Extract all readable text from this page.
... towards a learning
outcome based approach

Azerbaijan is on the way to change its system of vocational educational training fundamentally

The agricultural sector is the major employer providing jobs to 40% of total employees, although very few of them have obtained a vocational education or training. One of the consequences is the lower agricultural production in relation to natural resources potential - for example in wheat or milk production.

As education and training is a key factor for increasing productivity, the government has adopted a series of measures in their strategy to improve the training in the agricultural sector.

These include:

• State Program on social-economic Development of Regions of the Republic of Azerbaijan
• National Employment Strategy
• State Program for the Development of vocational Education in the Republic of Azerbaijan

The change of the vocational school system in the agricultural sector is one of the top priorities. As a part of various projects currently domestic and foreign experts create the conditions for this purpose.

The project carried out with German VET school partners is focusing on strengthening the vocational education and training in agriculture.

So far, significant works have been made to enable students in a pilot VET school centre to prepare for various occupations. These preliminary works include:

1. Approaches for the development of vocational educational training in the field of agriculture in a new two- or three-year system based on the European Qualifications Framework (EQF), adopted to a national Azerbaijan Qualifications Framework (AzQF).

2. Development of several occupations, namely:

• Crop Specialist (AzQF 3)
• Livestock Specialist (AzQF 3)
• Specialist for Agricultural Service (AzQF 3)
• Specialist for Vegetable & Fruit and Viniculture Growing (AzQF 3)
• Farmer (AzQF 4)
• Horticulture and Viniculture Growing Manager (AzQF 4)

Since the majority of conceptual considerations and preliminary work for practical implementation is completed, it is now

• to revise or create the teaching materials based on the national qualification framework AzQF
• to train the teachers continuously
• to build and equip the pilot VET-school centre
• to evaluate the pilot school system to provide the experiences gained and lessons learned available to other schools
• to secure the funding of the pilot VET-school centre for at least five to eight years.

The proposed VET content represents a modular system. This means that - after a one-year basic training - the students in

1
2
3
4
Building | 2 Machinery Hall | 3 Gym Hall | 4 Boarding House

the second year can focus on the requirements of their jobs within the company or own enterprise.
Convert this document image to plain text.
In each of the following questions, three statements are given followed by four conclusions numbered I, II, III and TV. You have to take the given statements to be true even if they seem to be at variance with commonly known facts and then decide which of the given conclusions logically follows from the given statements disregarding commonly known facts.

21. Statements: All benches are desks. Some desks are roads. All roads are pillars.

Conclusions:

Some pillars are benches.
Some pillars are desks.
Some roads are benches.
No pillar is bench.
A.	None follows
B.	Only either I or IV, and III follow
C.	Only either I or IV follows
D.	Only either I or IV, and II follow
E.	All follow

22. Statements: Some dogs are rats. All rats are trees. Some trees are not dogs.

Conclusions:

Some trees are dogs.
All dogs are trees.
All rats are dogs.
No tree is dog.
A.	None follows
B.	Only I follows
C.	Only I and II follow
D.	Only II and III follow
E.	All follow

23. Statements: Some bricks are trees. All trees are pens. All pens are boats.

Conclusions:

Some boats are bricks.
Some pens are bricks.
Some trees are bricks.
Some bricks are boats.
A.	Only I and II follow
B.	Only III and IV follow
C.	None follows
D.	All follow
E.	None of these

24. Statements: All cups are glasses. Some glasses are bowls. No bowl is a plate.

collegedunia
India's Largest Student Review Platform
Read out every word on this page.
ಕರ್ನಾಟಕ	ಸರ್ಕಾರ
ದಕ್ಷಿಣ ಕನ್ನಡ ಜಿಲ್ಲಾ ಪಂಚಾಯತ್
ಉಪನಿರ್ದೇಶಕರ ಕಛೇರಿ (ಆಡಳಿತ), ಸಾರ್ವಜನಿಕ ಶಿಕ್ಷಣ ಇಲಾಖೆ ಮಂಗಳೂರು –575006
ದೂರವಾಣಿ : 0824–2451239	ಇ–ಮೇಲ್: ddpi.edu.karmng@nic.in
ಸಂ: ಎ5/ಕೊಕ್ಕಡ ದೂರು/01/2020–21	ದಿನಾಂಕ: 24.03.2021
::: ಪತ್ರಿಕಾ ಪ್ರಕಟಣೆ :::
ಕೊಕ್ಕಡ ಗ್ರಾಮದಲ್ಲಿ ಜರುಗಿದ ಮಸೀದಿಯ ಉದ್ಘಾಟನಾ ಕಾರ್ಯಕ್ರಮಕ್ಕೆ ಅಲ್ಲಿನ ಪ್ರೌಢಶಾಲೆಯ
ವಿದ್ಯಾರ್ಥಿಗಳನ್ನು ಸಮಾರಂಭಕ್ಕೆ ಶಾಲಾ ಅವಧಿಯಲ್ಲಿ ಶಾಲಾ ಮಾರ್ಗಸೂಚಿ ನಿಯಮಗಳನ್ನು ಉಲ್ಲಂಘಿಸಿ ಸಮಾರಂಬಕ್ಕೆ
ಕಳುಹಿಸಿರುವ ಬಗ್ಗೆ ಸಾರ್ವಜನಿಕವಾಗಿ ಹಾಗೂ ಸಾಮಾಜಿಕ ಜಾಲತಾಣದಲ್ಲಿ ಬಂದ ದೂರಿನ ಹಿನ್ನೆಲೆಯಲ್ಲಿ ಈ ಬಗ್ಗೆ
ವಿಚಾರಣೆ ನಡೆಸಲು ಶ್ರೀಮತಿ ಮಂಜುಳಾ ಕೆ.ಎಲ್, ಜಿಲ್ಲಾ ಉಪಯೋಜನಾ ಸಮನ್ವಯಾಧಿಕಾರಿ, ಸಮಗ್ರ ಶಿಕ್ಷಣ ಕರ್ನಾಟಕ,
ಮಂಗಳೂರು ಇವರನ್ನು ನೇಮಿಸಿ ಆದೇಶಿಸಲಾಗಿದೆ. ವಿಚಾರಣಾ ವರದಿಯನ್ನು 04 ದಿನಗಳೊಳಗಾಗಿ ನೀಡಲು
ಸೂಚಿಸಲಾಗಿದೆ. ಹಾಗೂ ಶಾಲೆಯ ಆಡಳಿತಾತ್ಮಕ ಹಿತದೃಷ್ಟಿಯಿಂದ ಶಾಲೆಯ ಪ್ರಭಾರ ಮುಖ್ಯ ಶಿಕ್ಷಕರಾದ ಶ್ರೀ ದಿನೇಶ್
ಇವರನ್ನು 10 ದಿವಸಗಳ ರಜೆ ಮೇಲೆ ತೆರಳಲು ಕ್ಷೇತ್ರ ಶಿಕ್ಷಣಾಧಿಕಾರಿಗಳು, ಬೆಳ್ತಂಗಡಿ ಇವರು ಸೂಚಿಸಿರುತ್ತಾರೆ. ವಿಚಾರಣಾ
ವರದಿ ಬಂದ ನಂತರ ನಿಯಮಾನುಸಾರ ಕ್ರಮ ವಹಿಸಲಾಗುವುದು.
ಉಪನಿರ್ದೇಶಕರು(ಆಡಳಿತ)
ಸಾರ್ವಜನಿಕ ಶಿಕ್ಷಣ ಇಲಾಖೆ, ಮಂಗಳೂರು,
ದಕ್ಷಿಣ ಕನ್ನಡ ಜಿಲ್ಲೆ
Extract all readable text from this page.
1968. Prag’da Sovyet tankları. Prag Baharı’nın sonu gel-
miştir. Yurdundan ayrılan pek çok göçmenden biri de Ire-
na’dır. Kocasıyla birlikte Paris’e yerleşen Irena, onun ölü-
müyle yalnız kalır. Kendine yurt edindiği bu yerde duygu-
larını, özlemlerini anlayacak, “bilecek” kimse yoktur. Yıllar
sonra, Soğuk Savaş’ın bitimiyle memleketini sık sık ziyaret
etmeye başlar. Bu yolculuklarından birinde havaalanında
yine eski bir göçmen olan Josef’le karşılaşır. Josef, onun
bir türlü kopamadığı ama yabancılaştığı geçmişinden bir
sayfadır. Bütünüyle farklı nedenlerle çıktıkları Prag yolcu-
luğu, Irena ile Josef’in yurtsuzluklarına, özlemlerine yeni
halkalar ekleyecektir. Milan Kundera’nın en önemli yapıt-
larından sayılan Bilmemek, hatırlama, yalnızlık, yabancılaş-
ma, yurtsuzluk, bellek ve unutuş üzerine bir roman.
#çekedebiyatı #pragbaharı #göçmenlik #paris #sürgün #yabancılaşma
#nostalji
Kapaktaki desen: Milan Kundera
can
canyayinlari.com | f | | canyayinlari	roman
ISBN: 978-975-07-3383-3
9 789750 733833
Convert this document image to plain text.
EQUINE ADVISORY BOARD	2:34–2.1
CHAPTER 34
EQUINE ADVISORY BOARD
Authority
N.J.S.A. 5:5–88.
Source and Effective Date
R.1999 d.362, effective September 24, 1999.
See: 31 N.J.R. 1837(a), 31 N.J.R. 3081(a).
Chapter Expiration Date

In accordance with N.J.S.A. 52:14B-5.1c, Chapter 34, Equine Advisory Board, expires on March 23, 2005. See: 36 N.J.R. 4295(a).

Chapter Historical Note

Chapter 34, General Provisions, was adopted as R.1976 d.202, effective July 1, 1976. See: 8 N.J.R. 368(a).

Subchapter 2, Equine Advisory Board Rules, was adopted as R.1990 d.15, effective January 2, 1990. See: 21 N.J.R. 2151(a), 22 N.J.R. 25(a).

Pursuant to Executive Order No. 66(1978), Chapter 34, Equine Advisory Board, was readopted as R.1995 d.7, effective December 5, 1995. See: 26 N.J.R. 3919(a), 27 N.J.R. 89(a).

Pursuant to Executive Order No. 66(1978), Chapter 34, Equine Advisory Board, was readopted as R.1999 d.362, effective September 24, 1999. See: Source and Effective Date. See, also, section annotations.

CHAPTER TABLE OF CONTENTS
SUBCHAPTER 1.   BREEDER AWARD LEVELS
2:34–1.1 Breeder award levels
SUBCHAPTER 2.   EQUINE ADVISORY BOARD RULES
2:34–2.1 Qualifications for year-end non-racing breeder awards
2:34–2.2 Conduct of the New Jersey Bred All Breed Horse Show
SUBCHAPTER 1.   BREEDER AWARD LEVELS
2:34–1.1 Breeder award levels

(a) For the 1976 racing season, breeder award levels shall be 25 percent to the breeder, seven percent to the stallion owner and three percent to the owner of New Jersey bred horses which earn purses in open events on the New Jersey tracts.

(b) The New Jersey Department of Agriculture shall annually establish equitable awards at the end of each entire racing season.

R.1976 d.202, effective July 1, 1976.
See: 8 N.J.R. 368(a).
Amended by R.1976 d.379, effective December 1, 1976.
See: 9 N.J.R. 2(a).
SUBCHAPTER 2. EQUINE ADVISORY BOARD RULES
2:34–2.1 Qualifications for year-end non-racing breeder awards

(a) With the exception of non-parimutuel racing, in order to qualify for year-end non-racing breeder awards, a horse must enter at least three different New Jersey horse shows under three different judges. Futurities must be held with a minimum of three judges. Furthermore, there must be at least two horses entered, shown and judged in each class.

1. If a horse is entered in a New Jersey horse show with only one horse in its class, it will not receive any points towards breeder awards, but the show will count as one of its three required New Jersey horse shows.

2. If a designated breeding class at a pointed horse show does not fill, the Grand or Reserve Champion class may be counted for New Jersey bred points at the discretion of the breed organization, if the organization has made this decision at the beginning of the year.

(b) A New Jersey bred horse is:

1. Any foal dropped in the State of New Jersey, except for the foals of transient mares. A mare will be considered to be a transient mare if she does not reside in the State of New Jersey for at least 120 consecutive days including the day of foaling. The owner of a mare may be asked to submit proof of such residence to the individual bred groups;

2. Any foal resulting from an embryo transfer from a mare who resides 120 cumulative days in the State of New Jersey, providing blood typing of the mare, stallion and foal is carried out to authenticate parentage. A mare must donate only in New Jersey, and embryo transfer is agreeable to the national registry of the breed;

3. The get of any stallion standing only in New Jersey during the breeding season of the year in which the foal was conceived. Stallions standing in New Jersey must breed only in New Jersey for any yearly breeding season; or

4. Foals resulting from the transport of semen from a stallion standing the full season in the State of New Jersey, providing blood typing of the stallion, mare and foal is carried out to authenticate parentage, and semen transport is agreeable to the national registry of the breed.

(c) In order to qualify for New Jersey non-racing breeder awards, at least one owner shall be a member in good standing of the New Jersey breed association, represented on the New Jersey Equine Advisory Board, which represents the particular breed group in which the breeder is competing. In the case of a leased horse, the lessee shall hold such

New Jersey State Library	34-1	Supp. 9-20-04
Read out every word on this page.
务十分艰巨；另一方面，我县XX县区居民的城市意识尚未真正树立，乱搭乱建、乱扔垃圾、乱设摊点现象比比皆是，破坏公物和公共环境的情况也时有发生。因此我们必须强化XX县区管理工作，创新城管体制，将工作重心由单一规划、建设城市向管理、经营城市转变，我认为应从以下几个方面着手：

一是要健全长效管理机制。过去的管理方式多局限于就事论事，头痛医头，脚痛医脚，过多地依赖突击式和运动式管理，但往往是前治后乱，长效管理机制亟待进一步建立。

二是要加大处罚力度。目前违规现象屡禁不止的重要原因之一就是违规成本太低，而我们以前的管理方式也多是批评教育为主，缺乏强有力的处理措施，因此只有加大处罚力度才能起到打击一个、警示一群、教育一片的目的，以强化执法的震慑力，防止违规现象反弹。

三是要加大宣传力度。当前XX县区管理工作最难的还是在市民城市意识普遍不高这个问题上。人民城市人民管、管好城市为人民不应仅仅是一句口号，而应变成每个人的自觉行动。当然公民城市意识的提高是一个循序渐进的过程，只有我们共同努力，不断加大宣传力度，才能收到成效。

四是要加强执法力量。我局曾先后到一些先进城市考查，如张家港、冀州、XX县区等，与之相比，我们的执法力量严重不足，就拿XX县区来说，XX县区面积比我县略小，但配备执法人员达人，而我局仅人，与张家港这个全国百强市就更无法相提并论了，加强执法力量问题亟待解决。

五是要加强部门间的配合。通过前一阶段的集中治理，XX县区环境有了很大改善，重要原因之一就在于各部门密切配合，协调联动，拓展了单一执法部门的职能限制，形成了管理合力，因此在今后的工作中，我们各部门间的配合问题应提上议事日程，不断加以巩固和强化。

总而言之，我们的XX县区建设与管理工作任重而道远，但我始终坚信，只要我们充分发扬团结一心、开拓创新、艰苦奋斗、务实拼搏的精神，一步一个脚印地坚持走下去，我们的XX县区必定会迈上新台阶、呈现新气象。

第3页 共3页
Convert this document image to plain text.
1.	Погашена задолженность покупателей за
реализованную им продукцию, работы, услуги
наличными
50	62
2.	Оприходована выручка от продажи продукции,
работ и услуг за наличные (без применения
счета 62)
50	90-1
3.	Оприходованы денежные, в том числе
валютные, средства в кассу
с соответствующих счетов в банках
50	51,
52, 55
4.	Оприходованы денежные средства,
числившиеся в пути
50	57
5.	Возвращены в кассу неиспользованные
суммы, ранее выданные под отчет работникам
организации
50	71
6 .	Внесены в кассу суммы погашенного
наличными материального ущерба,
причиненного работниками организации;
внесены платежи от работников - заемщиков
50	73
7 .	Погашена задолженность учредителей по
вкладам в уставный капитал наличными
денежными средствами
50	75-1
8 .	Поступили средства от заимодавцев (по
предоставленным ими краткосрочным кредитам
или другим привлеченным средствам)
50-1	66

=-=-=

■ The request
Tell how many lines in the material above include the word "providing", giving the number only.

■ Reply
3